Job:
Print the data that follows exactly.

Exercise materials:

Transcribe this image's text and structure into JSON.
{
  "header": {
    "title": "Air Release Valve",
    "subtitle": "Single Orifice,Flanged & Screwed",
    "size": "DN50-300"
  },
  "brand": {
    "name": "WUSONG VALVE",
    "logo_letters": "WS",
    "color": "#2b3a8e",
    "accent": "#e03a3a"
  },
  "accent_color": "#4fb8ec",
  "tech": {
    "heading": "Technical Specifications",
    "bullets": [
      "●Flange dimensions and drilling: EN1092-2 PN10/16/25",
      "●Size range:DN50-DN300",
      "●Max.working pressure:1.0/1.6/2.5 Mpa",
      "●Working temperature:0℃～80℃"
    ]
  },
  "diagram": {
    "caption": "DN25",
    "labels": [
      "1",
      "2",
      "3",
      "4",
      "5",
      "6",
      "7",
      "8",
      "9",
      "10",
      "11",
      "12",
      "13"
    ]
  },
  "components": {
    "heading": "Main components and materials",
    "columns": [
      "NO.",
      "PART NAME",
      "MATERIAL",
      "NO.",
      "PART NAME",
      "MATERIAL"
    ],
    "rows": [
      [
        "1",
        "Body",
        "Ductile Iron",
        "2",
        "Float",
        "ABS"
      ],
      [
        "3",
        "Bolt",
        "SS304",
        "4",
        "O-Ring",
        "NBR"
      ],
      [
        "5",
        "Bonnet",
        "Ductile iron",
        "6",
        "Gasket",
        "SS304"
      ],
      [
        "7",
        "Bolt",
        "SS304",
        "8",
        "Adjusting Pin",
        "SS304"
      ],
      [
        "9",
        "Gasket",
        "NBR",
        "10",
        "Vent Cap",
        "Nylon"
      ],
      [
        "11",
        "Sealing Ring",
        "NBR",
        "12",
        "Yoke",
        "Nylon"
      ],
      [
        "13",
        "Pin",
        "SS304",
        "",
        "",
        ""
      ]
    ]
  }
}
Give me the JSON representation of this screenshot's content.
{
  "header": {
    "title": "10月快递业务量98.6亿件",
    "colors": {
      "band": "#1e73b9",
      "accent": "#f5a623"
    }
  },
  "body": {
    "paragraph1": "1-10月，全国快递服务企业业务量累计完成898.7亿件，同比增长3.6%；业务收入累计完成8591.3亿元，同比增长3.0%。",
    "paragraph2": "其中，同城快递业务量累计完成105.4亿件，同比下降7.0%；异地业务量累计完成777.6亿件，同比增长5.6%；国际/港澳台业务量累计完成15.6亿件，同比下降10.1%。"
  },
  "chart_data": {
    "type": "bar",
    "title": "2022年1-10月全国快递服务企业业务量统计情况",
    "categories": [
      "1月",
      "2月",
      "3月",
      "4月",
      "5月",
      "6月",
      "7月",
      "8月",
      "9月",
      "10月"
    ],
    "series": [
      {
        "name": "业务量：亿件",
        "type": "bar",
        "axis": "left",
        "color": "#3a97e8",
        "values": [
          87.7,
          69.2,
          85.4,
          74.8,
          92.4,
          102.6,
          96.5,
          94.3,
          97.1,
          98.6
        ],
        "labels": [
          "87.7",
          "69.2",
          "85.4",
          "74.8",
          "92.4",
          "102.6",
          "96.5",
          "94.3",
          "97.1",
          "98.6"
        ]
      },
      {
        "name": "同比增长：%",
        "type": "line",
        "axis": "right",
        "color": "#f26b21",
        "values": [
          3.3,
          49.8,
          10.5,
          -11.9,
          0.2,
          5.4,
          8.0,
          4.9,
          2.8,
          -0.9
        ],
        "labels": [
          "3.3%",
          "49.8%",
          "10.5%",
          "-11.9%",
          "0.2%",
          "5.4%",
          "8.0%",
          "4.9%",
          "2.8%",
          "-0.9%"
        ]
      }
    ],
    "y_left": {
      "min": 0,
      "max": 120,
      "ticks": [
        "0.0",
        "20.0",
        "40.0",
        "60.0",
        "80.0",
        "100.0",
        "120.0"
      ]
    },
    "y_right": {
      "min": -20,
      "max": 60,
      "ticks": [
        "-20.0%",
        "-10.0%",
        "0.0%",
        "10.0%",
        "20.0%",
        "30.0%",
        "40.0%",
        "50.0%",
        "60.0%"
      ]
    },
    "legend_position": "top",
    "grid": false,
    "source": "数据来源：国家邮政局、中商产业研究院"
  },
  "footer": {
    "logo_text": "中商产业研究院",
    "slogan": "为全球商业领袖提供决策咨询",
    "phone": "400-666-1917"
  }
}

Result below:
Transcribe this image's text and structure into JSON.
{
  "header": {
    "title": "Air Release Valve",
    "subtitle": "Single Orifice,Flanged & Screwed",
    "size": "DN50-300"
  },
  "brand": {
    "name": "WUSONG VALVE",
    "logo_letters": "WS",
    "color": "#2b3a8e",
    "accent": "#e03a3a"
  },
  "accent_color": "#4fb8ec",
  "tech": {
    "heading": "Technical Specifications",
    "bullets": [
      "●Flange dimensions and drilling: EN1092-2 PN10/16/25",
      "●Size range:DN50-DN300",
      "●Max.working pressure:1.0/1.6/2.5 Mpa",
      "●Working temperature:0℃～80℃"
    ]
  },
  "diagram": {
    "caption": "DN25",
    "labels": [
      "1",
      "2",
      "3",
      "4",
      "5",
      "6",
      "7",
      "8",
      "9",
      "10",
      "11",
      "12",
      "13"
    ]
  },
  "components": {
    "heading": "Main components and materials",
    "columns": [
      "NO.",
      "PART NAME",
      "MATERIAL",
      "NO.",
      "PART NAME",
      "MATERIAL"
    ],
    "rows": [
      [
        "1",
        "Body",
        "Ductile Iron",
        "2",
        "Float",
        "ABS"
      ],
      [
        "3",
        "Bolt",
        "SS304",
        "4",
        "O-Ring",
        "NBR"
      ],
      [
        "5",
        "Bonnet",
        "Ductile iron",
        "6",
        "Gasket",
        "SS304"
      ],
      [
        "7",
        "Bolt",
        "SS304",
        "8",
        "Adjusting Pin",
        "SS304"
      ],
      [
        "9",
        "Gasket",
        "NBR",
        "10",
        "Vent Cap",
        "Nylon"
      ],
      [
        "11",
        "Sealing Ring",
        "NBR",
        "12",
        "Yoke",
        "Nylon"
      ],
      [
        "13",
        "Pin",
        "SS304",
        "",
        "",
        ""
      ]
    ]
  }
}
Give me the JSON representation of this screenshot's content.
{
  "header": {
    "title": "10月快递业务量98.6亿件",
    "colors": {
      "band": "#1e73b9",
      "accent": "#f5a623"
    }
  },
  "body": {
    "paragraph1": "1-10月，全国快递服务企业业务量累计完成898.7亿件，同比增长3.6%；业务收入累计完成8591.3亿元，同比增长3.0%。",
    "paragraph2": "其中，同城快递业务量累计完成105.4亿件，同比下降7.0%；异地业务量累计完成777.6亿件，同比增长5.6%；国际/港澳台业务量累计完成15.6亿件，同比下降10.1%。"
  },
  "chart_data": {
    "type": "bar",
    "title": "2022年1-10月全国快递服务企业业务量统计情况",
    "categories": [
      "1月",
      "2月",
      "3月",
      "4月",
      "5月",
      "6月",
      "7月",
      "8月",
      "9月",
      "10月"
    ],
    "series": [
      {
        "name": "业务量：亿件",
        "type": "bar",
        "axis": "left",
        "color": "#3a97e8",
        "values": [
          87.7,
          69.2,
          85.4,
          74.8,
          92.4,
          102.6,
          96.5,
          94.3,
          97.1,
          98.6
        ],
        "labels": [
          "87.7",
          "69.2",
          "85.4",
          "74.8",
          "92.4",
          "102.6",
          "96.5",
          "94.3",
          "97.1",
          "98.6"
        ]
      },
      {
        "name": "同比增长：%",
        "type": "line",
        "axis": "right",
        "color": "#f26b21",
        "values": [
          3.3,
          49.8,
          10.5,
          -11.9,
          0.2,
          5.4,
          8.0,
          4.9,
          2.8,
          -0.9
        ],
        "labels": [
          "3.3%",
          "49.8%",
          "10.5%",
          "-11.9%",
          "0.2%",
          "5.4%",
          "8.0%",
          "4.9%",
          "2.8%",
          "-0.9%"
        ]
      }
    ],
    "y_left": {
      "min": 0,
      "max": 120,
      "ticks": [
        "0.0",
        "20.0",
        "40.0",
        "60.0",
        "80.0",
        "100.0",
        "120.0"
      ]
    },
    "y_right": {
      "min": -20,
      "max": 60,
      "ticks": [
        "-20.0%",
        "-10.0%",
        "0.0%",
        "10.0%",
        "20.0%",
        "30.0%",
        "40.0%",
        "50.0%",
        "60.0%"
      ]
    },
    "legend_position": "top",
    "grid": false,
    "source": "数据来源：国家邮政局、中商产业研究院"
  },
  "footer": {
    "logo_text": "中商产业研究院",
    "slogan": "为全球商业领袖提供决策咨询",
    "phone": "400-666-1917"
  }
}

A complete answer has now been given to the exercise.